Directions for this task
Count how many lines below include the string "name", and give that number without anything else.

Data shown
━━━━
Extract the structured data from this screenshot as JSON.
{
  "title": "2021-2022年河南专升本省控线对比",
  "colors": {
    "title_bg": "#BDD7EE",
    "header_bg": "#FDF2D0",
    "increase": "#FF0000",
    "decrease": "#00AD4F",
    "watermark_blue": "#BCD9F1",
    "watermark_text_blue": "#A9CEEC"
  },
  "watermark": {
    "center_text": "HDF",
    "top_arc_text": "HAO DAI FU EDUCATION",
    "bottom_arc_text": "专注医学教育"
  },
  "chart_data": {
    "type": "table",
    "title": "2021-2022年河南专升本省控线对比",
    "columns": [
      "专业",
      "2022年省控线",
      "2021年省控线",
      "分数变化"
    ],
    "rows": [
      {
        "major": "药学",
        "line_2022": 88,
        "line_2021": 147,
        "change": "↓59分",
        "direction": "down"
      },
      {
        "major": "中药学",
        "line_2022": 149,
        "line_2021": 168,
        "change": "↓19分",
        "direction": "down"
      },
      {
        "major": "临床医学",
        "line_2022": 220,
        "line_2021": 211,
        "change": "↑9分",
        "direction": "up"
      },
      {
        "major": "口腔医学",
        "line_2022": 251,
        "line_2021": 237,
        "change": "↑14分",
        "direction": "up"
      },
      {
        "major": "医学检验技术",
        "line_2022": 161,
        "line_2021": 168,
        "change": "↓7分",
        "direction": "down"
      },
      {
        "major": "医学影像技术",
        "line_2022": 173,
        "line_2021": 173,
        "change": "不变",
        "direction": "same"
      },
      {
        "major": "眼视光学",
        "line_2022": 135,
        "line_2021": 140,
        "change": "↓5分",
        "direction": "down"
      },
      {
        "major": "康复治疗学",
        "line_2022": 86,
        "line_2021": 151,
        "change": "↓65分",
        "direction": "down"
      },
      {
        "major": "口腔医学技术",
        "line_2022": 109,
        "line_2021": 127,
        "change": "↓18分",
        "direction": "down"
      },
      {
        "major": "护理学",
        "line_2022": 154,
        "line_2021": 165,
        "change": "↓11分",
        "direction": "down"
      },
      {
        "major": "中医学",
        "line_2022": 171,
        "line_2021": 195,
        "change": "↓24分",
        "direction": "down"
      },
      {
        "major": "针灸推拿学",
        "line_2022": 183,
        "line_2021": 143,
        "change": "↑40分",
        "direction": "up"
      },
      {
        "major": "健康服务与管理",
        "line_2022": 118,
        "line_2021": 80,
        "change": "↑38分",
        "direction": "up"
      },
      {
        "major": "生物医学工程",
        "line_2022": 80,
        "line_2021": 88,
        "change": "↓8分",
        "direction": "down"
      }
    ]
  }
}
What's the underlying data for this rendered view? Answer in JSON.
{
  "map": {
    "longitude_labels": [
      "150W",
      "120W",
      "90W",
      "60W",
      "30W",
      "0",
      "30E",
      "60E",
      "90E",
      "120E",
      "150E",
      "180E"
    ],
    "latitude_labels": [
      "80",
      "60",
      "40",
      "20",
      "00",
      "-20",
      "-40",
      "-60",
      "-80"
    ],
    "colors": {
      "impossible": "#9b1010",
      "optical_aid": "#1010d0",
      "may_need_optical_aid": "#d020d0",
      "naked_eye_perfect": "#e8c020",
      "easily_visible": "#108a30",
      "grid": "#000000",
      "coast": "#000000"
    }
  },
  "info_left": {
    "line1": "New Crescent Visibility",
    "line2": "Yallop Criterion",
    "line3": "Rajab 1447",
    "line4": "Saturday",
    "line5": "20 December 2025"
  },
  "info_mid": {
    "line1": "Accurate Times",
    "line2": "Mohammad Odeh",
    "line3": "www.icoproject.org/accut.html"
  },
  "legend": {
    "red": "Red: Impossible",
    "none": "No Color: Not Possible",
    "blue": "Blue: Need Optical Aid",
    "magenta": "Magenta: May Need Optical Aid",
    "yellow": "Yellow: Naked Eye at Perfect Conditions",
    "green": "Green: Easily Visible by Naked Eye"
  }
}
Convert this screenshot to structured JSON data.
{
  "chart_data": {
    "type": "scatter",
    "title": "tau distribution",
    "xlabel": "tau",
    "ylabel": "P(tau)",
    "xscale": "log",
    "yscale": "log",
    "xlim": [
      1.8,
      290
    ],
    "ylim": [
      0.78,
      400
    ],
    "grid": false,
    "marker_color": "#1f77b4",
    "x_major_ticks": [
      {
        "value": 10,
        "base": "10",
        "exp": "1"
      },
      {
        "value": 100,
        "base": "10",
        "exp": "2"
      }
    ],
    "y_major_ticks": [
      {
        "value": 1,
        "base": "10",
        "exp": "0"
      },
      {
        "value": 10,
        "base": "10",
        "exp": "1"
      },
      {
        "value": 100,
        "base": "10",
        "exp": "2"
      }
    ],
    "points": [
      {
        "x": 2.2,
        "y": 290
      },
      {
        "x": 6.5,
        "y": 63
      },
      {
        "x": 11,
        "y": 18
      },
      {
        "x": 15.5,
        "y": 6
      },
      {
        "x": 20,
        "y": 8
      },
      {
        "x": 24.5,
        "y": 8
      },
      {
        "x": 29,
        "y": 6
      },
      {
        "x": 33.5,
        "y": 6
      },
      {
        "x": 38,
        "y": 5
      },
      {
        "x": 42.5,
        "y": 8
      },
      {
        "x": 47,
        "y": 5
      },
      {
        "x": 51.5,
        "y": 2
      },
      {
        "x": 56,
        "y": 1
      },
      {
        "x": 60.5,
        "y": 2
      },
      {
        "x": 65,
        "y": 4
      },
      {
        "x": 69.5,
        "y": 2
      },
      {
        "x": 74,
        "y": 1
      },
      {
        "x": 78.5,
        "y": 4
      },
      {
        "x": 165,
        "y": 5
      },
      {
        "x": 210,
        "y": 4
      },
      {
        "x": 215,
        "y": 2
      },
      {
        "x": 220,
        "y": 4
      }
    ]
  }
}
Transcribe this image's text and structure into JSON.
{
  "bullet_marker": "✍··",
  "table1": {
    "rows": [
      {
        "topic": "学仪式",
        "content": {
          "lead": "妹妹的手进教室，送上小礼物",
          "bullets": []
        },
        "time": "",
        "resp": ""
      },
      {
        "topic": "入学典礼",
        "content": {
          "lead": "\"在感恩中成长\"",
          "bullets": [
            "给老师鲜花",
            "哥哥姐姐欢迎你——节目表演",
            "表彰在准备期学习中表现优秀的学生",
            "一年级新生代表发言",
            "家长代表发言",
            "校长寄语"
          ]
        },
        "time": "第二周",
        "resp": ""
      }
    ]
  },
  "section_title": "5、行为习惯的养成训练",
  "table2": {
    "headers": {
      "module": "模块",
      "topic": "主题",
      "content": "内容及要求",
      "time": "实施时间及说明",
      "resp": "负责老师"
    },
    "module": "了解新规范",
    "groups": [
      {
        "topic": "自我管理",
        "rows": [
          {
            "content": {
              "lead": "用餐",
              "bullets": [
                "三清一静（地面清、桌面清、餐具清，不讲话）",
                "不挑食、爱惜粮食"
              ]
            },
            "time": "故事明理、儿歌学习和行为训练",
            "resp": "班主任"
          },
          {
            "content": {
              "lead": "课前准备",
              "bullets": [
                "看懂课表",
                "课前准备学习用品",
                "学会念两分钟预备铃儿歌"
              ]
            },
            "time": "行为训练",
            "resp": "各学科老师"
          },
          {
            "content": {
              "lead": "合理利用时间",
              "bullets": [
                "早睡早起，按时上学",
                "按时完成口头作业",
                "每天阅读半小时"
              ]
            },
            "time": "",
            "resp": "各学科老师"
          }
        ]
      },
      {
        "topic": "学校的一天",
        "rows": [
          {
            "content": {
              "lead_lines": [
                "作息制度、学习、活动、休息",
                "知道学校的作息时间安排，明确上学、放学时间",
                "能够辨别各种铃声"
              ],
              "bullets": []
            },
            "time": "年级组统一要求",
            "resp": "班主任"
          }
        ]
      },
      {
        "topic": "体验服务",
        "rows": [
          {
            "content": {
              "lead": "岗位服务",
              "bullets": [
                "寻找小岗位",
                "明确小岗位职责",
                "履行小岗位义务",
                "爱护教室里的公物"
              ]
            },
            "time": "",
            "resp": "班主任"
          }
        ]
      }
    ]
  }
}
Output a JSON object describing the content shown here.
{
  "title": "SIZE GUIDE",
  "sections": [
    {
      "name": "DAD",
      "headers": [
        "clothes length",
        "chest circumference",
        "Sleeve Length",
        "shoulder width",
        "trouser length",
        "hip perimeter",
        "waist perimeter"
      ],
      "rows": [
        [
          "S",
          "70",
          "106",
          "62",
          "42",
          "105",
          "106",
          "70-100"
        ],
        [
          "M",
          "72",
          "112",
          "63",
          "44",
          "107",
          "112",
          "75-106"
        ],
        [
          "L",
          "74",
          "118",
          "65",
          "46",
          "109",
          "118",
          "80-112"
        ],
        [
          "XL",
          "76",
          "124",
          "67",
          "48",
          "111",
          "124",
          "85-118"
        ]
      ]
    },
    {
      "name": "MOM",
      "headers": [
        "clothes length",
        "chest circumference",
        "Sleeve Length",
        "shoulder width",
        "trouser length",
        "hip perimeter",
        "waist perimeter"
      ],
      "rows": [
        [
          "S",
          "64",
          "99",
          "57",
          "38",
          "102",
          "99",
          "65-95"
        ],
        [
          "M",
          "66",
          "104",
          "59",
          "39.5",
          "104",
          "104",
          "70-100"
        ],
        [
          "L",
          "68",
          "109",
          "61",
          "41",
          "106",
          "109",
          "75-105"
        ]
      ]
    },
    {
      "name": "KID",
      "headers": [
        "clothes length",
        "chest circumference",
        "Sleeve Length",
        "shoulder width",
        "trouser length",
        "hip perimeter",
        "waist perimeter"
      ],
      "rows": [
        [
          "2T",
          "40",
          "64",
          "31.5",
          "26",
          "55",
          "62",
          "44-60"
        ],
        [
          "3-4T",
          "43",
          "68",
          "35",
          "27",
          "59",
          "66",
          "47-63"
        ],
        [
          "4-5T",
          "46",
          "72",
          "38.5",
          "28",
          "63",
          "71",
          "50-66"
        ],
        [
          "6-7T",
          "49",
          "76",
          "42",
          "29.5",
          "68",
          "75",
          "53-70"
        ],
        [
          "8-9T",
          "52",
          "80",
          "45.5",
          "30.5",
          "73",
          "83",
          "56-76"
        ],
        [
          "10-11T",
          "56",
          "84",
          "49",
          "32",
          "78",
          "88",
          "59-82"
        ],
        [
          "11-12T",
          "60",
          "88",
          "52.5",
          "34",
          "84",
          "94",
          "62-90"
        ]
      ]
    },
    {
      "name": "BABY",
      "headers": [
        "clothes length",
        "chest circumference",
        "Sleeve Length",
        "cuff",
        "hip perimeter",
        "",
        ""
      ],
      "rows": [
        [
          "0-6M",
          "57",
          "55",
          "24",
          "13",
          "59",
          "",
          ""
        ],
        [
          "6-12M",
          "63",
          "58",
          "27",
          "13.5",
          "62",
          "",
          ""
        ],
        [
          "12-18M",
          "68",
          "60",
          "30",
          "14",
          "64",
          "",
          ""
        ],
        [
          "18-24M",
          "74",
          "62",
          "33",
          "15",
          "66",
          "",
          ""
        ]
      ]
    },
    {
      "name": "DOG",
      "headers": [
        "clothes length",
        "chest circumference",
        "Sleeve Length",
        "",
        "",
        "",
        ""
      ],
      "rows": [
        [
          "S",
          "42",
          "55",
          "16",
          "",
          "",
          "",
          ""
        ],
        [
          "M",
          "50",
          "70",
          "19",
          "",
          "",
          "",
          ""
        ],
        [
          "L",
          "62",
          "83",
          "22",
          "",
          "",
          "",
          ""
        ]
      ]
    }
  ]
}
━━━━
Solved problem
5